-- Start of DATASET ROWS --

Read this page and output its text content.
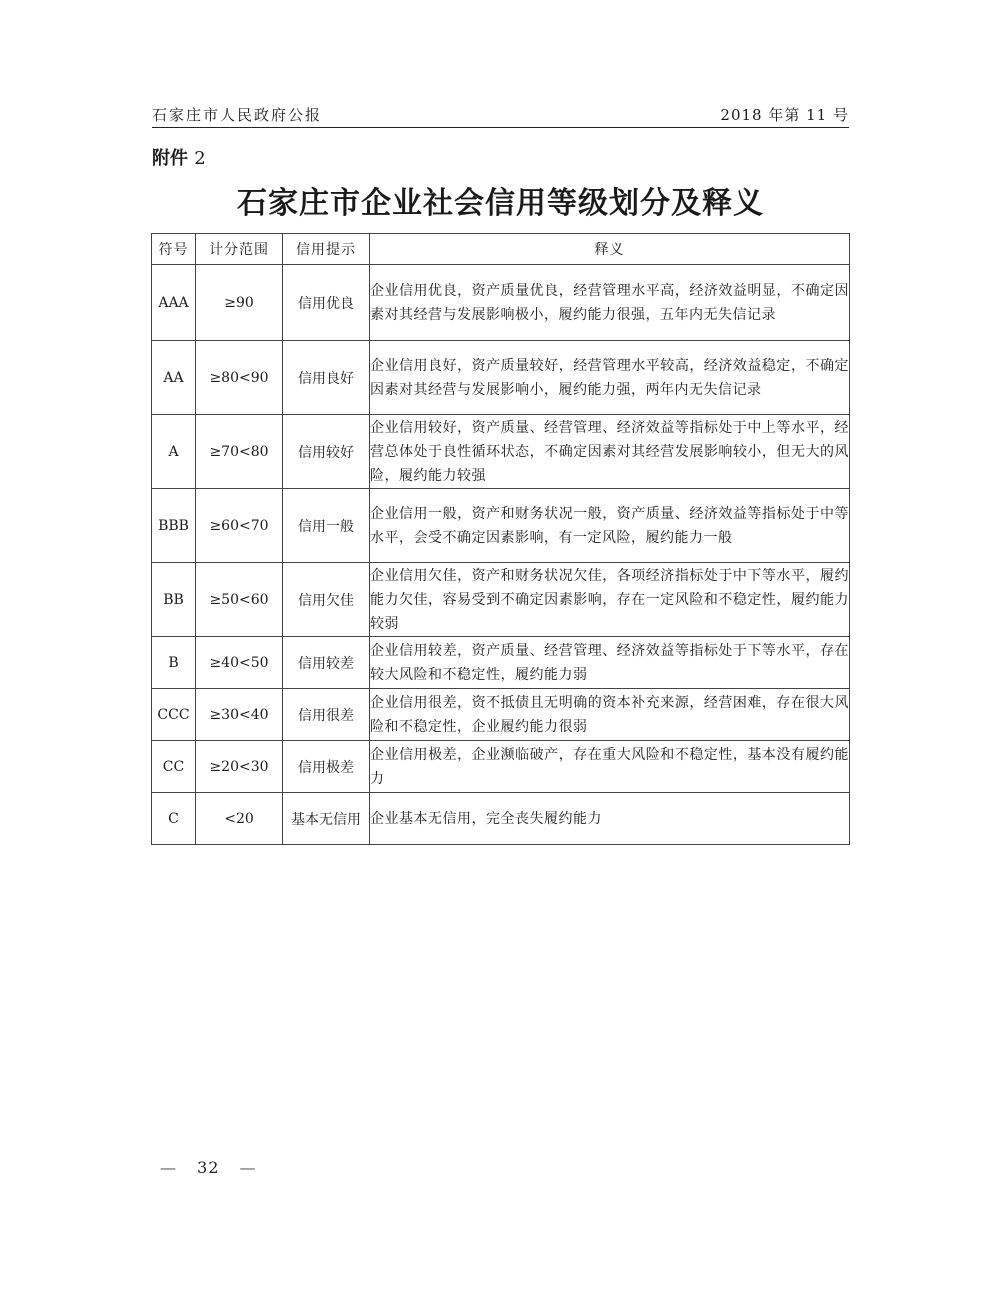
石家庄市人民政府公报	2018 年第 11 号
附件 2
石家庄市企业社会信用等级划分及释义
符号	计分范围	信用提示	释义
AAA	≥90	信用优良	企业信用优良，资产质量优良，经营管理水平高，经济效益明显，不确定因素对其经营与发展影响极小，履约能力很强，五年内无失信记录
AA	≥80<90	信用良好	企业信用良好，资产质量较好，经营管理水平较高，经济效益稳定，不确定因素对其经营与发展影响小，履约能力强，两年内无失信记录
A	≥70<80	信用较好	企业信用较好，资产质量、经营管理、经济效益等指标处于中上等水平，经营总体处于良性循环状态，不确定因素对其经营发展影响较小，但无大的风险，履约能力较强
BBB	≥60<70	信用一般	企业信用一般，资产和财务状况一般，资产质量、经济效益等指标处于中等水平，会受不确定因素影响，有一定风险，履约能力一般
BB	≥50<60	信用欠佳	企业信用欠佳，资产和财务状况欠佳，各项经济指标处于中下等水平，履约能力欠佳，容易受到不确定因素影响，存在一定风险和不稳定性，履约能力较弱
B	≥40<50	信用较差	企业信用较差，资产质量、经营管理、经济效益等指标处于下等水平，存在较大风险和不稳定性，履约能力弱
CCC	≥30<40	信用很差	企业信用很差，资不抵债且无明确的资本补充来源，经营困难，存在很大风险和不稳定性，企业履约能力很弱
CC	≥20<30	信用极差	企业信用极差，企业濒临破产，存在重大风险和不稳定性，基本没有履约能力
C	<20	基本无信用	企业基本无信用，完全丧失履约能力
— 32 —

-- End of DATASET ROWS --

Give back every line exactly as it stands, pictures excluded.

Read this page and output its text content.
石家庄市人民政府公报	2018 年第 11 号
附件 2
石家庄市企业社会信用等级划分及释义
符号	计分范围	信用提示	释义
AAA	≥90	信用优良	企业信用优良，资产质量优良，经营管理水平高，经济效益明显，不确定因素对其经营与发展影响极小，履约能力很强，五年内无失信记录
AA	≥80<90	信用良好	企业信用良好，资产质量较好，经营管理水平较高，经济效益稳定，不确定因素对其经营与发展影响小，履约能力强，两年内无失信记录
A	≥70<80	信用较好	企业信用较好，资产质量、经营管理、经济效益等指标处于中上等水平，经营总体处于良性循环状态，不确定因素对其经营发展影响较小，但无大的风险，履约能力较强
BBB	≥60<70	信用一般	企业信用一般，资产和财务状况一般，资产质量、经济效益等指标处于中等水平，会受不确定因素影响，有一定风险，履约能力一般
BB	≥50<60	信用欠佳	企业信用欠佳，资产和财务状况欠佳，各项经济指标处于中下等水平，履约能力欠佳，容易受到不确定因素影响，存在一定风险和不稳定性，履约能力较弱
B	≥40<50	信用较差	企业信用较差，资产质量、经营管理、经济效益等指标处于下等水平，存在较大风险和不稳定性，履约能力弱
CCC	≥30<40	信用很差	企业信用很差，资不抵债且无明确的资本补充来源，经营困难，存在很大风险和不稳定性，企业履约能力很弱
CC	≥20<30	信用极差	企业信用极差，企业濒临破产，存在重大风险和不稳定性，基本没有履约能力
C	<20	基本无信用	企业基本无信用，完全丧失履约能力
— 32 —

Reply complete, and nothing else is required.